Within the data that follows, how many lines carry the string "refreshimage"? Give the number alone.

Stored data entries
• • •

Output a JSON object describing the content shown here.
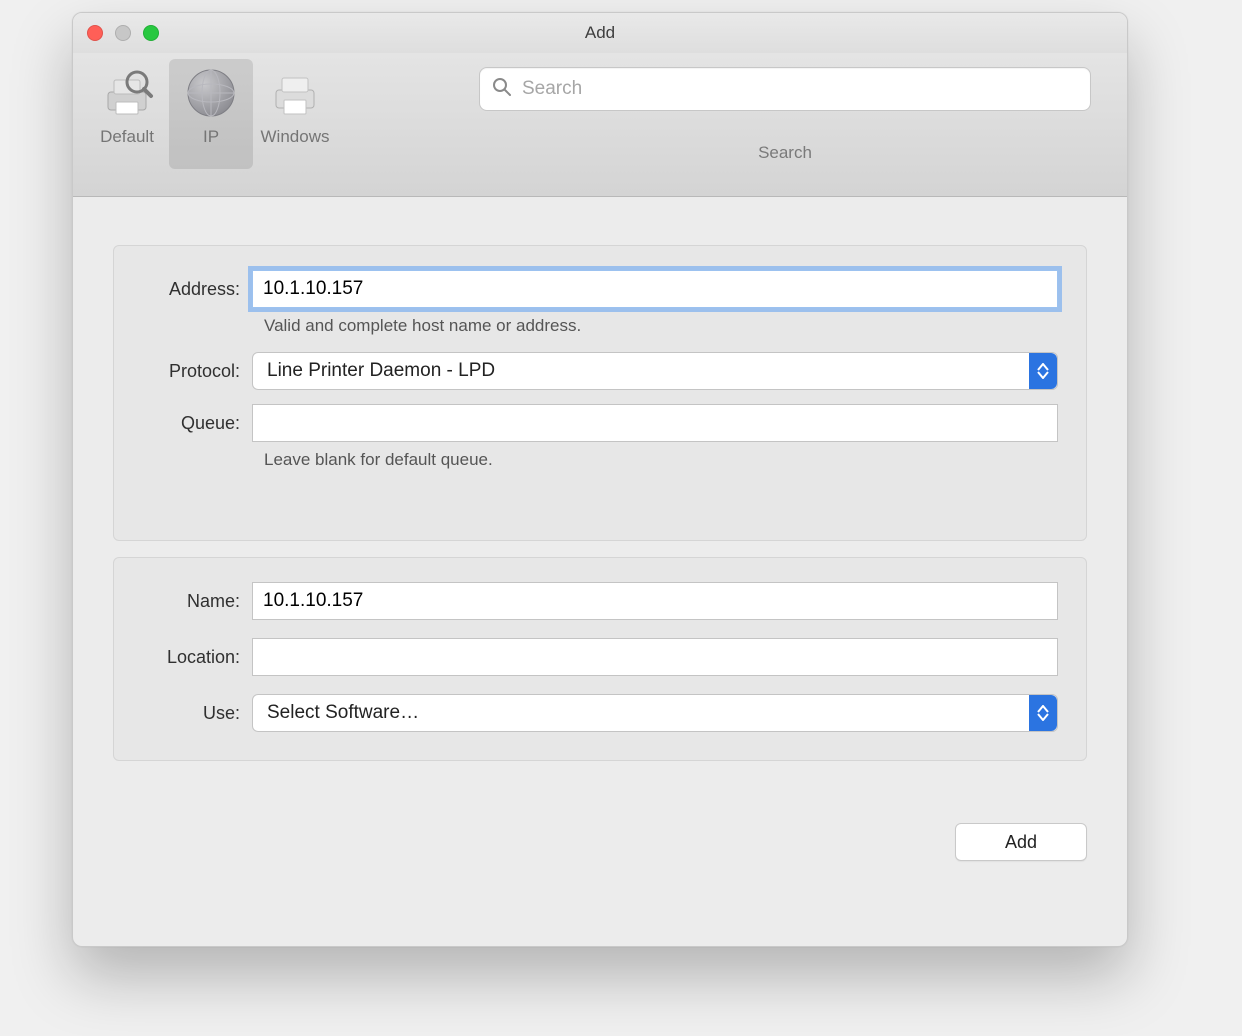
{
  "window": {
    "title": "Add"
  },
  "toolbar": {
    "tabs": [
      {
        "label": "Default",
        "icon": "printer-search-icon",
        "selected": false
      },
      {
        "label": "IP",
        "icon": "globe-icon",
        "selected": true
      },
      {
        "label": "Windows",
        "icon": "printer-icon",
        "selected": false
      }
    ],
    "search_placeholder": "Search",
    "search_label": "Search"
  },
  "form": {
    "address": {
      "label": "Address:",
      "value": "10.1.10.157",
      "helper": "Valid and complete host name or address."
    },
    "protocol": {
      "label": "Protocol:",
      "value": "Line Printer Daemon - LPD"
    },
    "queue": {
      "label": "Queue:",
      "value": "",
      "helper": "Leave blank for default queue."
    },
    "name": {
      "label": "Name:",
      "value": "10.1.10.157"
    },
    "location": {
      "label": "Location:",
      "value": ""
    },
    "use": {
      "label": "Use:",
      "value": "Select Software…"
    }
  },
  "footer": {
    "add_label": "Add"
  }
}
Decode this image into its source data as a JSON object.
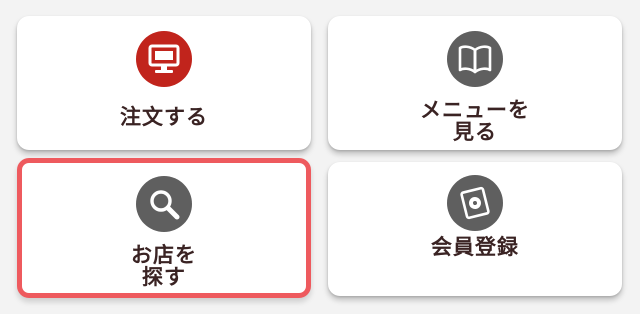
{
  "colors": {
    "accent_red": "#c1241c",
    "icon_gray": "#5f5f5f",
    "selected_border": "#ee5a5e",
    "text": "#3a2323"
  },
  "tiles": {
    "order": {
      "label": "注文する",
      "icon": "monitor-icon"
    },
    "menu": {
      "label_line1": "メニューを",
      "label_line2": "見る",
      "icon": "book-icon"
    },
    "shop": {
      "label_line1": "お店を",
      "label_line2": "探す",
      "icon": "search-icon"
    },
    "register": {
      "label": "会員登録",
      "icon": "card-icon"
    }
  }
}
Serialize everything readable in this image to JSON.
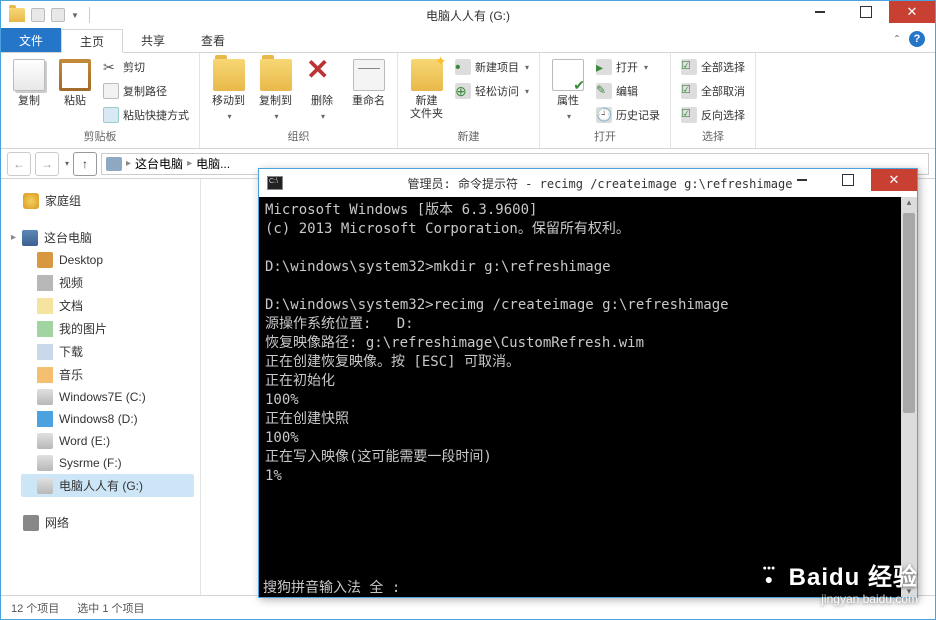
{
  "explorer": {
    "title": "电脑人人有 (G:)",
    "tabs": {
      "file": "文件",
      "home": "主页",
      "share": "共享",
      "view": "查看"
    },
    "ribbon": {
      "clipboard": {
        "label": "剪贴板",
        "copy": "复制",
        "paste": "粘贴",
        "cut": "剪切",
        "copyPath": "复制路径",
        "pasteShortcut": "粘贴快捷方式"
      },
      "organize": {
        "label": "组织",
        "moveTo": "移动到",
        "copyTo": "复制到",
        "delete": "删除",
        "rename": "重命名"
      },
      "new": {
        "label": "新建",
        "newFolder": "新建\n文件夹",
        "newItem": "新建项目",
        "easyAccess": "轻松访问"
      },
      "open": {
        "label": "打开",
        "properties": "属性",
        "open": "打开",
        "edit": "编辑",
        "history": "历史记录"
      },
      "select": {
        "label": "选择",
        "selectAll": "全部选择",
        "selectNone": "全部取消",
        "invertSelection": "反向选择"
      }
    },
    "breadcrumb": {
      "root": "这台电脑",
      "current": "电脑..."
    },
    "sidebar": {
      "homegroup": "家庭组",
      "thisPC": "这台电脑",
      "items": [
        "Desktop",
        "视频",
        "文档",
        "我的图片",
        "下载",
        "音乐",
        "Windows7E (C:)",
        "Windows8 (D:)",
        "Word (E:)",
        "Sysrme (F:)",
        "电脑人人有 (G:)"
      ],
      "network": "网络"
    },
    "status": {
      "items": "12 个项目",
      "selected": "选中 1 个项目"
    }
  },
  "cmd": {
    "title": "管理员: 命令提示符 - recimg  /createimage g:\\refreshimage",
    "lines": [
      "Microsoft Windows [版本 6.3.9600]",
      "(c) 2013 Microsoft Corporation。保留所有权利。",
      "",
      "D:\\windows\\system32>mkdir g:\\refreshimage",
      "",
      "D:\\windows\\system32>recimg /createimage g:\\refreshimage",
      "源操作系统位置:   D:",
      "恢复映像路径: g:\\refreshimage\\CustomRefresh.wim",
      "正在创建恢复映像。按 [ESC] 可取消。",
      "正在初始化",
      "100%",
      "正在创建快照",
      "100%",
      "正在写入映像(这可能需要一段时间)",
      "1%"
    ],
    "ime": "搜狗拼音输入法  全 :"
  },
  "watermark": {
    "brand": "Baidu 经验",
    "url": "jingyan.baidu.com"
  }
}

• • •

▸ Finished exercise:
4